START INPUT FOR THIS TASK

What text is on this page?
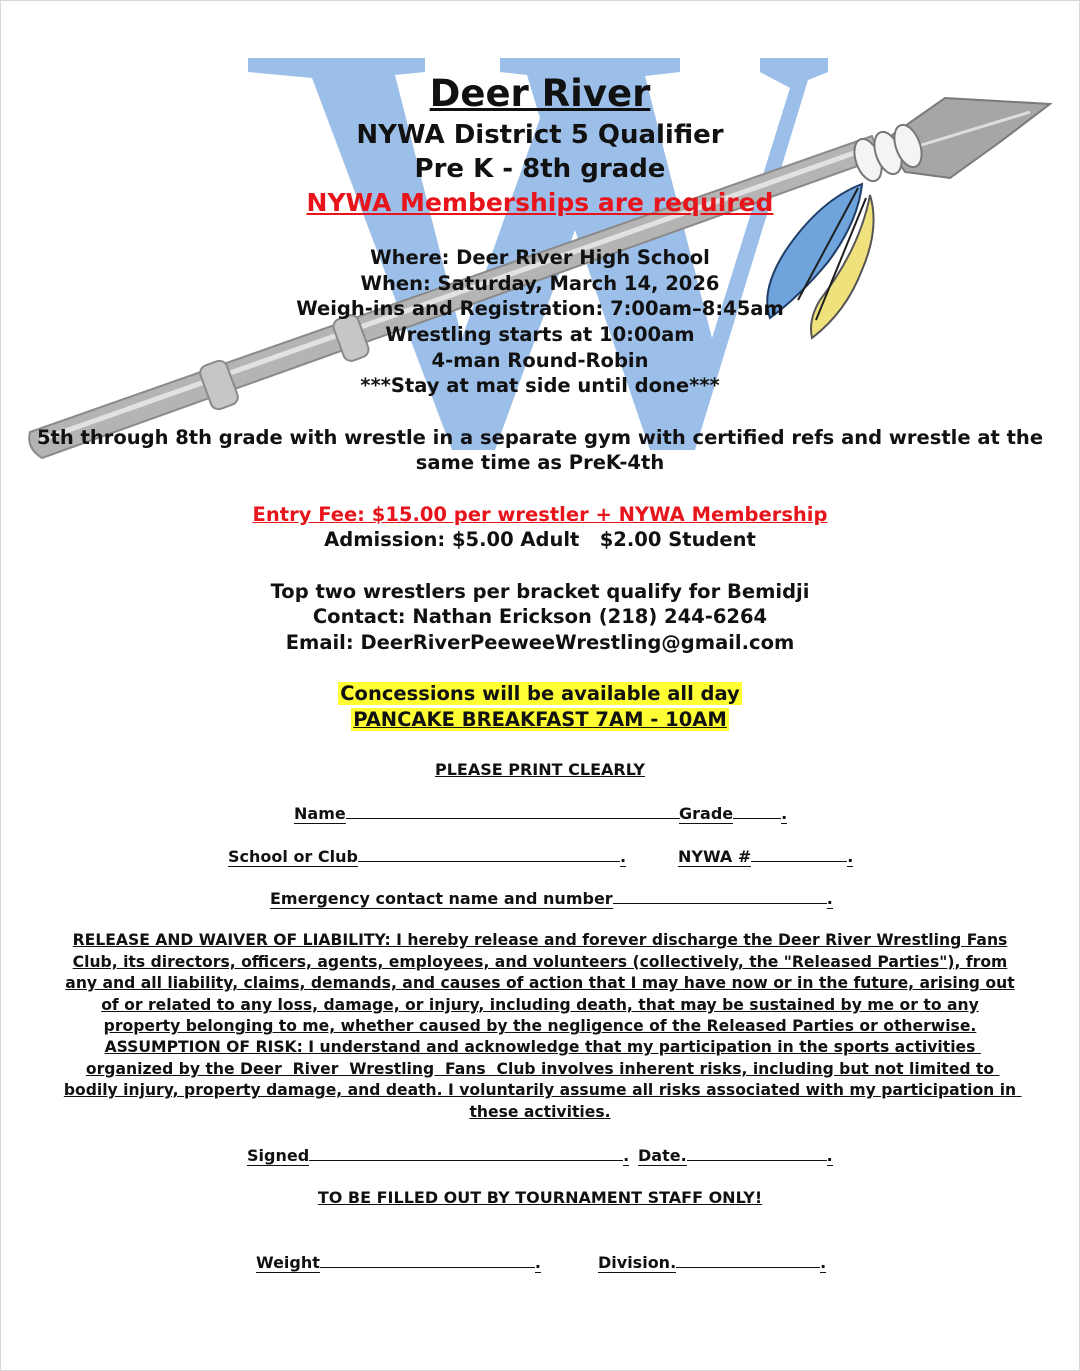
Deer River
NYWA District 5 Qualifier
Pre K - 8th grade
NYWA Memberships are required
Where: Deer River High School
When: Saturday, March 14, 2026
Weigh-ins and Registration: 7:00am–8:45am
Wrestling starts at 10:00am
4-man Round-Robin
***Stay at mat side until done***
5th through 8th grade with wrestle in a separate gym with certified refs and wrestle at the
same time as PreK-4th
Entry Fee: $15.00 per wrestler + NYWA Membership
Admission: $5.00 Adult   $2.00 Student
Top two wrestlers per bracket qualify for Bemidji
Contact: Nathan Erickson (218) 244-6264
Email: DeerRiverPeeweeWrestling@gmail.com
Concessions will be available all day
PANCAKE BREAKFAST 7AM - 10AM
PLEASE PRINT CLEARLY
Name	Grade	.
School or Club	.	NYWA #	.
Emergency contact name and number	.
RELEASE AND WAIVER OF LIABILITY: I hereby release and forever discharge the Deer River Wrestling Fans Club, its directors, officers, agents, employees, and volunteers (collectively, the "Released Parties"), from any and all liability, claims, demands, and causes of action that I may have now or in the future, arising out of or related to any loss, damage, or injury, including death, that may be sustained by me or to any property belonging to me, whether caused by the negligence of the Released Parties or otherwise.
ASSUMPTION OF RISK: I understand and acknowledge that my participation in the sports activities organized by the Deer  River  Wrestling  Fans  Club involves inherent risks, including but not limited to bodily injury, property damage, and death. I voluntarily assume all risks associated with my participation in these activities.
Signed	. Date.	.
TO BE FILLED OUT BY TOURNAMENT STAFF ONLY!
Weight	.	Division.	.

END INPUT FOR THIS TASK

Work out how many lines of the data above hold the word "NYWA", and write only the count.

**WRITTEN ANSWER**
4